▶ _Task_
Extract the text of every entry below exactly; leave images out.

(Excerpt from a dataset)
start
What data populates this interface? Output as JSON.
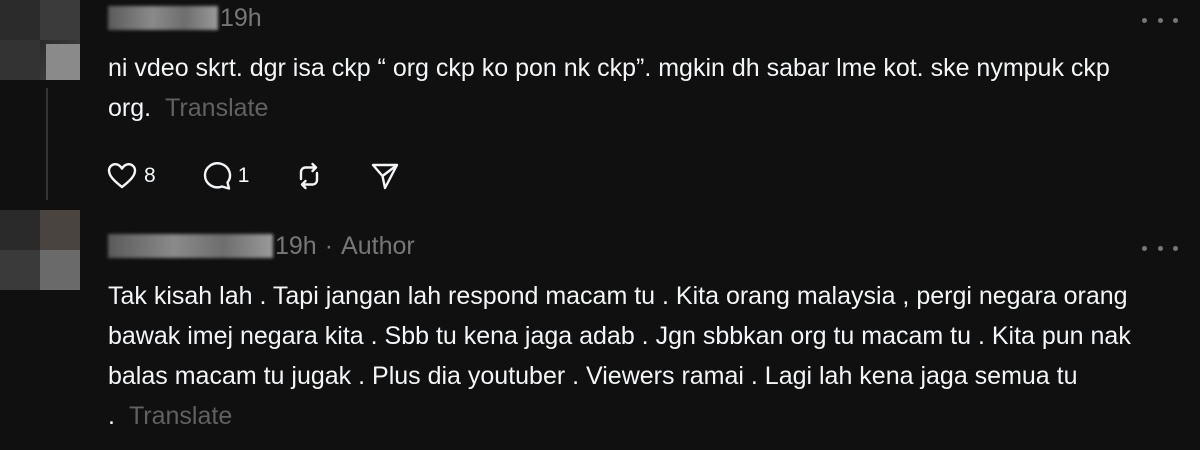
{
  "comments": [
    {
      "time": "19h",
      "text": "ni vdeo skrt. dgr isa ckp “ org ckp ko pon nk ckp”. mgkin dh sabar lme kot. ske nympuk ckp org.",
      "translate_label": "Translate",
      "likes": "8",
      "replies": "1"
    },
    {
      "time": "19h",
      "author_label": "Author",
      "separator": "·",
      "text": "Tak kisah lah . Tapi jangan lah respond macam tu . Kita orang malaysia , pergi negara orang bawak imej negara kita . Sbb tu kena jaga adab . Jgn sbbkan org tu macam tu . Kita pun nak balas macam tu jugak . Plus dia youtuber . Viewers ramai . Lagi lah kena jaga semua tu .",
      "translate_label": "Translate"
    }
  ],
  "icons": {
    "like": "heart-icon",
    "reply": "comment-icon",
    "repost": "repost-icon",
    "share": "send-icon",
    "more": "more-icon"
  }
}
end
▶ _Response_
What data populates this interface? Output as JSON.
{
  "comments": [
    {
      "time": "19h",
      "text": "ni vdeo skrt. dgr isa ckp “ org ckp ko pon nk ckp”. mgkin dh sabar lme kot. ske nympuk ckp org.",
      "translate_label": "Translate",
      "likes": "8",
      "replies": "1"
    },
    {
      "time": "19h",
      "author_label": "Author",
      "separator": "·",
      "text": "Tak kisah lah . Tapi jangan lah respond macam tu . Kita orang malaysia , pergi negara orang bawak imej negara kita . Sbb tu kena jaga adab . Jgn sbbkan org tu macam tu . Kita pun nak balas macam tu jugak . Plus dia youtuber . Viewers ramai . Lagi lah kena jaga semua tu .",
      "translate_label": "Translate"
    }
  ],
  "icons": {
    "like": "heart-icon",
    "reply": "comment-icon",
    "repost": "repost-icon",
    "share": "send-icon",
    "more": "more-icon"
  }
}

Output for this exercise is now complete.